In the data below, locate each line with the word "Reanalysis" and list it.
━━ Dataset extract ━━
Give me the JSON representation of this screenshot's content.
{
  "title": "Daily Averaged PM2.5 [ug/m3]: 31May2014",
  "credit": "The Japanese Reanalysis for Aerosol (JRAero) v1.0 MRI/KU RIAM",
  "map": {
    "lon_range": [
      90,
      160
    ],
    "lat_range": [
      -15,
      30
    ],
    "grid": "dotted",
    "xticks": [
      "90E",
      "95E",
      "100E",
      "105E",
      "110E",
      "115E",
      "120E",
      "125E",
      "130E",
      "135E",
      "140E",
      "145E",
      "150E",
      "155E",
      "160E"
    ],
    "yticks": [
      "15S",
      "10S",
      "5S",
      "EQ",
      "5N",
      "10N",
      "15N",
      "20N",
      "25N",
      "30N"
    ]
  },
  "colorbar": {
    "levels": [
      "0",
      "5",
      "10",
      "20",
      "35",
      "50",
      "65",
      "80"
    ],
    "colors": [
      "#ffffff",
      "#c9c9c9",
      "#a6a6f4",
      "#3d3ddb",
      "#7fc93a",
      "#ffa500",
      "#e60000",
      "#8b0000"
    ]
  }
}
━━━
━━ Dataset extract ━━
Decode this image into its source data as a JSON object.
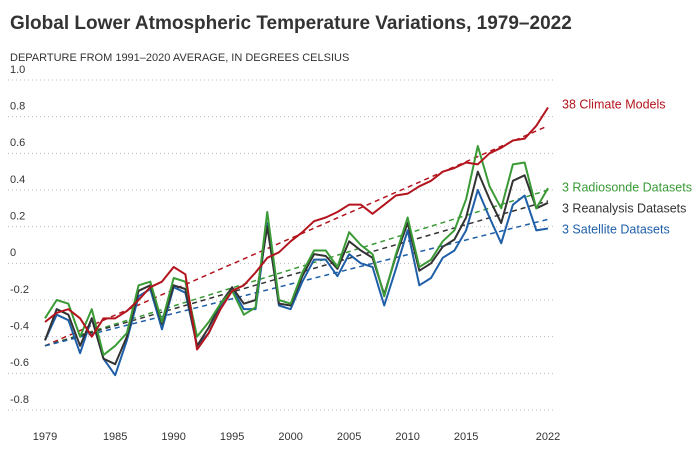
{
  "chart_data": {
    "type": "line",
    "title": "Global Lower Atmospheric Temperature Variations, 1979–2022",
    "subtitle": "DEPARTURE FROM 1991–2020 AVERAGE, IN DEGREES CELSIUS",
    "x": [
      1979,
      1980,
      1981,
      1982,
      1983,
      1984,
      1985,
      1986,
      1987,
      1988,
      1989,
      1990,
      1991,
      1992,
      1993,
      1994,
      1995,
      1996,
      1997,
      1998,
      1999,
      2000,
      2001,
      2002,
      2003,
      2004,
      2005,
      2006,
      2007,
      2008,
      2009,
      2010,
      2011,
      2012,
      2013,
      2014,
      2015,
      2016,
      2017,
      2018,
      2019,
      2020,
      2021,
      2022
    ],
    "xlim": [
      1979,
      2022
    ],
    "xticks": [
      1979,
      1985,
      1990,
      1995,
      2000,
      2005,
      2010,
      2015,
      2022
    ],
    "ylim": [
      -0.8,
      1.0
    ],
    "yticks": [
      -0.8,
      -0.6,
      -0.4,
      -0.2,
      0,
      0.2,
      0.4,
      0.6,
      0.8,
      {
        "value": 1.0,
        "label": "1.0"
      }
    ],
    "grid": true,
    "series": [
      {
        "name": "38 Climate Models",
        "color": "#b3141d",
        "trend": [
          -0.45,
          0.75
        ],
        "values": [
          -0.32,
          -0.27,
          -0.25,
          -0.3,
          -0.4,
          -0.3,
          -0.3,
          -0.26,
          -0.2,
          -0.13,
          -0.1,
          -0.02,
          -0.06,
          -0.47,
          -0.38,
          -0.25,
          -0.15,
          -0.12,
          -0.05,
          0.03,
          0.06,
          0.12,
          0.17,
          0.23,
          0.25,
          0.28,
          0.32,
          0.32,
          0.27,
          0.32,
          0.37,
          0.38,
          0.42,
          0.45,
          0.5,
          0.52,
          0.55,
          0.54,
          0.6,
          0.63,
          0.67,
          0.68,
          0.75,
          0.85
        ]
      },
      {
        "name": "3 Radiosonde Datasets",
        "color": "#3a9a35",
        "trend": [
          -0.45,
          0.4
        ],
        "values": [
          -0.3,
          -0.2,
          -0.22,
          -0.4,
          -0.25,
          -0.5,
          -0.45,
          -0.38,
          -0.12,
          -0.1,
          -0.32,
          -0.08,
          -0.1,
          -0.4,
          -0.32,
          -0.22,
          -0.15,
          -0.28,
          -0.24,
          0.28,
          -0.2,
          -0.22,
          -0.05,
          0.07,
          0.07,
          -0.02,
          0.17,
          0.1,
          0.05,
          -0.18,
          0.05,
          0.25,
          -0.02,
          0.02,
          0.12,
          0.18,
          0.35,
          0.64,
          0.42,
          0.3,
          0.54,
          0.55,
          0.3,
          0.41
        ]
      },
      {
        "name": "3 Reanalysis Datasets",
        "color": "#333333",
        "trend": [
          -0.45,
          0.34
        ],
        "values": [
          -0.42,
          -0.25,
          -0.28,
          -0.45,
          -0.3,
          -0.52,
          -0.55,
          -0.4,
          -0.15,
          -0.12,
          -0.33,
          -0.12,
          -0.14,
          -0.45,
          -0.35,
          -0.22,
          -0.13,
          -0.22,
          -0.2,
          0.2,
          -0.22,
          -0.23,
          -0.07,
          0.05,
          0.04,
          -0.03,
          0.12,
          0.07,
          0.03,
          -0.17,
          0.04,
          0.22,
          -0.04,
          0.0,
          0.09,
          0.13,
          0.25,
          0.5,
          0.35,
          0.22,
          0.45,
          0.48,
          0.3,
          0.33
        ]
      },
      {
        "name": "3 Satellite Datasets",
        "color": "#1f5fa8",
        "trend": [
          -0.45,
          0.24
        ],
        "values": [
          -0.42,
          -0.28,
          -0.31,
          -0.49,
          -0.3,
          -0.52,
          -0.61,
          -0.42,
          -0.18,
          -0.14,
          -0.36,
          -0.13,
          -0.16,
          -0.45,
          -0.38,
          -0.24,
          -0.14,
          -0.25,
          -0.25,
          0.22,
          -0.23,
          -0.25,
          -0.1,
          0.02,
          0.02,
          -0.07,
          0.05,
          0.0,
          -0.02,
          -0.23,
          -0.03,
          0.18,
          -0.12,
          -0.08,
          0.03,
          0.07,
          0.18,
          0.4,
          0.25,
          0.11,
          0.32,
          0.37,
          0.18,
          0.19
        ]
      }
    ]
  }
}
━━━
### Answer to the problem
  "credit": "The Japanese Reanalysis for Aerosol (JRAero) v1.0 MRI/KU RIAM",
        "name": "3 Reanalysis Datasets",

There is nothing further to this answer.